• **Given task 1**: Please copy the records from the start through the line containing "- close-window-button[interactable]: ✕: [708, 0, 754, 28]", substituting "list-row" for "table-row" and changing nothing else.

• **Excerpt provided**:
/---

Today is St David's day. A day for celebrating all things connected to Welsh life and culture - eisteddfod, rugby and mountains to name the most obvious. But there is another aspect to Wales that we could well be celebrating.

Not many countries could be said to have a national weather-type but certainly for people journeying from the south of England the weather type culturally associated with Wales is rain. Rainwater seeps down the mountainsides and gushes along rocky stream beds watering lush grasses on steep slopes and down into fertile mountain valleys.

But why so much rain? Well it's caused by the mountains themselves. They act as a physical barrier to the prevailing westerly wind and air is forced upwards over the craggy peaks. High up there temperatures are cooler and so water vapour in the air condenses turning from an invisible gas into millions of droplets of liquid water or clouds. As more and more water condenses the droplets become bigger and heavier and often will eventually fall out of the cloud as rain.

But why do many holiday makers from the east find this Welsh rainfall so particularly unpleasant? That's all to do with typical weather in the east. After this air has passed over the mountains it descends again and moves towards the east of the country. But even though clouds may form it's much less likely that rain will fall now - like wringing out a sponge the journey up over the mountains has dried out the air and there simply isn't enough water left in it to give the same amounts of rain. Land which lies downwind of mountains like these is said to be in their "rain shadow". London lies in the rain shadow of the Welsh mountains so the wet welsh weather actually keeps our capital dry - drier than Rome in fact.

Every day is different of course but this is the typical setup of rain over the southern half of UK brought about because of our landscape. Even smaller-scale variations in geography across the country can lead to localised tendencies in the weather called "microclimates". The particular location of a hill may mean that one town is often flooded and rainy while another is usually dry. These microclimates exist all over the UK.

So if you're considering enjoying some lavabread or barabrith tonight then take a few moments to think about whether you yourself live in a microclimate and what the cause of your local climate may be. If there was ever a day for celebrating our glorious tapestry of regional weather variations (and that life-giving rain in particular) then St David's day could well be it.

\---

• **Given task 2**:
Answer these from the passage on Welsh rain:
(a) According to the passage, what forces air upwards in Wales?
(b) Which city is London said to be drier than?
(c) What term does the passage use for localized weather tendencies caused by smaller-scale geographic variations?

• **Listing**:
/---

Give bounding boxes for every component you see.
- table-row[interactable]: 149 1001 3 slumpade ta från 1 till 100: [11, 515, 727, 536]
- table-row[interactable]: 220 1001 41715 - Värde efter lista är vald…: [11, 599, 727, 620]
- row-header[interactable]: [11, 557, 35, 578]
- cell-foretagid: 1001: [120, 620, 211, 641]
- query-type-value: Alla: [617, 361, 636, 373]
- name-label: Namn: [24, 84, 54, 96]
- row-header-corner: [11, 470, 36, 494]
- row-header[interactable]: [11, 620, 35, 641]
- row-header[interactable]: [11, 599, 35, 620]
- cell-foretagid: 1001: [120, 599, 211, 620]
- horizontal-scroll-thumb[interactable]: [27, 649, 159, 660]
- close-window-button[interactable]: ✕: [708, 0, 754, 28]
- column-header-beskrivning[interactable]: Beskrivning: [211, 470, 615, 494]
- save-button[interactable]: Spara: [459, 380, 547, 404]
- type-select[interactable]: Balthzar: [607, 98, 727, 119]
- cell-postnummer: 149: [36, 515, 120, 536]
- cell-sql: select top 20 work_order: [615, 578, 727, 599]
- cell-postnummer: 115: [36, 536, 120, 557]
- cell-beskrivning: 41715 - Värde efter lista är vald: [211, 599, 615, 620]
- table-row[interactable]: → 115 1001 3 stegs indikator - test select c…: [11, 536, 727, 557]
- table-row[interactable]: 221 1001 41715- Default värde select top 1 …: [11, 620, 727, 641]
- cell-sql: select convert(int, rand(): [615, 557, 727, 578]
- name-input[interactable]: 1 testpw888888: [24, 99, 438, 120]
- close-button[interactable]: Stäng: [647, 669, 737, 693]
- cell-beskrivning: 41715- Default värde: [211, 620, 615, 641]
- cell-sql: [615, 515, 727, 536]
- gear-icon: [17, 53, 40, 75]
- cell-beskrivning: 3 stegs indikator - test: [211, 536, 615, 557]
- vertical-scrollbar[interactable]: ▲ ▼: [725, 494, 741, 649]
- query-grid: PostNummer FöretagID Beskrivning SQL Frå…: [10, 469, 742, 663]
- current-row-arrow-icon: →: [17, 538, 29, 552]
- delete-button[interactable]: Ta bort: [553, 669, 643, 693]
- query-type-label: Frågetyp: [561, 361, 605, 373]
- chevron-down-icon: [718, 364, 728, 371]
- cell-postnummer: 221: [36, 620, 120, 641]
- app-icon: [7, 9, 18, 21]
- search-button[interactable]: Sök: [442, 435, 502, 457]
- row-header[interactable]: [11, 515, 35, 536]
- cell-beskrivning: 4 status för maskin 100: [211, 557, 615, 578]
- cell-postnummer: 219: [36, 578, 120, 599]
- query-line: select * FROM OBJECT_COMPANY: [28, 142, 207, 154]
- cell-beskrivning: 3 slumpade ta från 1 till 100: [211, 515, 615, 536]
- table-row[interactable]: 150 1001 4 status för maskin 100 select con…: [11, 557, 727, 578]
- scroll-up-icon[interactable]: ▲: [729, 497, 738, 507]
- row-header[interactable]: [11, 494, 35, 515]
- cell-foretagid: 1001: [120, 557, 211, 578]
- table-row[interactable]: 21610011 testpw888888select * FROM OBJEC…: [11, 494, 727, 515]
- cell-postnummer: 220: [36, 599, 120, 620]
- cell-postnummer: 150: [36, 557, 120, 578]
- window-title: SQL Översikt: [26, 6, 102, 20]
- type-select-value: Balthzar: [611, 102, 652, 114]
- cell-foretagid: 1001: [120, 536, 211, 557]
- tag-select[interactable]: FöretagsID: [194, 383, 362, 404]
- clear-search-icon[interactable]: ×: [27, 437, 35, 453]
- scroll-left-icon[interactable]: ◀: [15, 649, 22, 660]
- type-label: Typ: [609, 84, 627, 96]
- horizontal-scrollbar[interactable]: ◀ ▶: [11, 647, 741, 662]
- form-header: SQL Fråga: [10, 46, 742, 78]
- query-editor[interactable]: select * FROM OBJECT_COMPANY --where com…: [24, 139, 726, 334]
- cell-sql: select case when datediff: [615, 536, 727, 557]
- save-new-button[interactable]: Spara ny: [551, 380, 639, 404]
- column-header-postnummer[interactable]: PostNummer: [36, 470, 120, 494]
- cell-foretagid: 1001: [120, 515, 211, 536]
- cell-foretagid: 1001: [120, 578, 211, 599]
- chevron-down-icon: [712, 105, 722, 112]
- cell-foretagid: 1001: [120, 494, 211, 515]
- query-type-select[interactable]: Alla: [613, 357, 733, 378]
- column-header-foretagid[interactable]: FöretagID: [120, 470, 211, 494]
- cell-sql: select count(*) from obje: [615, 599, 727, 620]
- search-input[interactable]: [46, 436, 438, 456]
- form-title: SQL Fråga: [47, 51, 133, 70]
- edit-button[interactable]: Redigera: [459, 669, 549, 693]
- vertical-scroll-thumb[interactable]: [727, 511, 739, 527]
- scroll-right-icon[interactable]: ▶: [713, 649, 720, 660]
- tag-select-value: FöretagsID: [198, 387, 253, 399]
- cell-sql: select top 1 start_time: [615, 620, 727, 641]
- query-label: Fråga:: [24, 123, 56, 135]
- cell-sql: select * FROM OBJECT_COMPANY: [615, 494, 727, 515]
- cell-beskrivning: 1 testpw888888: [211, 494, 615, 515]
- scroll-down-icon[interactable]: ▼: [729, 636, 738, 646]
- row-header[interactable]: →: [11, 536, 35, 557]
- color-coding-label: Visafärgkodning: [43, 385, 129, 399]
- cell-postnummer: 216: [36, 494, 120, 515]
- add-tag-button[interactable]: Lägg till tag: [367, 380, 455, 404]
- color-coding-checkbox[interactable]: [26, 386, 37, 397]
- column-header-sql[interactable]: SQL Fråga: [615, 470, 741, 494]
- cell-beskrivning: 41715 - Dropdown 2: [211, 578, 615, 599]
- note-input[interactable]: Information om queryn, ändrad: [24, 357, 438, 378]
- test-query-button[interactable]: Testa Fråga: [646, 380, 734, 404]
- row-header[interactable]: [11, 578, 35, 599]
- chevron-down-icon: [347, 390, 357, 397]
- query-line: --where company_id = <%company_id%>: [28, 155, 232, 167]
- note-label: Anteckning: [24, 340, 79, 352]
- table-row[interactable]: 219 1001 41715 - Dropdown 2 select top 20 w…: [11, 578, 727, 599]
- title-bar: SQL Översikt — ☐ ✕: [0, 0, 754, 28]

\---

• **Worked answer 1**:
Give bounding boxes for every component you see.
- list-row[interactable]: 149 1001 3 slumpade ta från 1 till 100: [11, 515, 727, 536]
- list-row[interactable]: 220 1001 41715 - Värde efter lista är vald…: [11, 599, 727, 620]
- row-header[interactable]: [11, 557, 35, 578]
- cell-foretagid: 1001: [120, 620, 211, 641]
- query-type-value: Alla: [617, 361, 636, 373]
- name-label: Namn: [24, 84, 54, 96]
- row-header-corner: [11, 470, 36, 494]
- row-header[interactable]: [11, 620, 35, 641]
- row-header[interactable]: [11, 599, 35, 620]
- cell-foretagid: 1001: [120, 599, 211, 620]
- horizontal-scroll-thumb[interactable]: [27, 649, 159, 660]
- close-window-button[interactable]: ✕: [708, 0, 754, 28]

• **Worked answer 2**:
(a) The mountains, which block the prevailing westerly wind.
(b) Rome.
(c) Microclimates.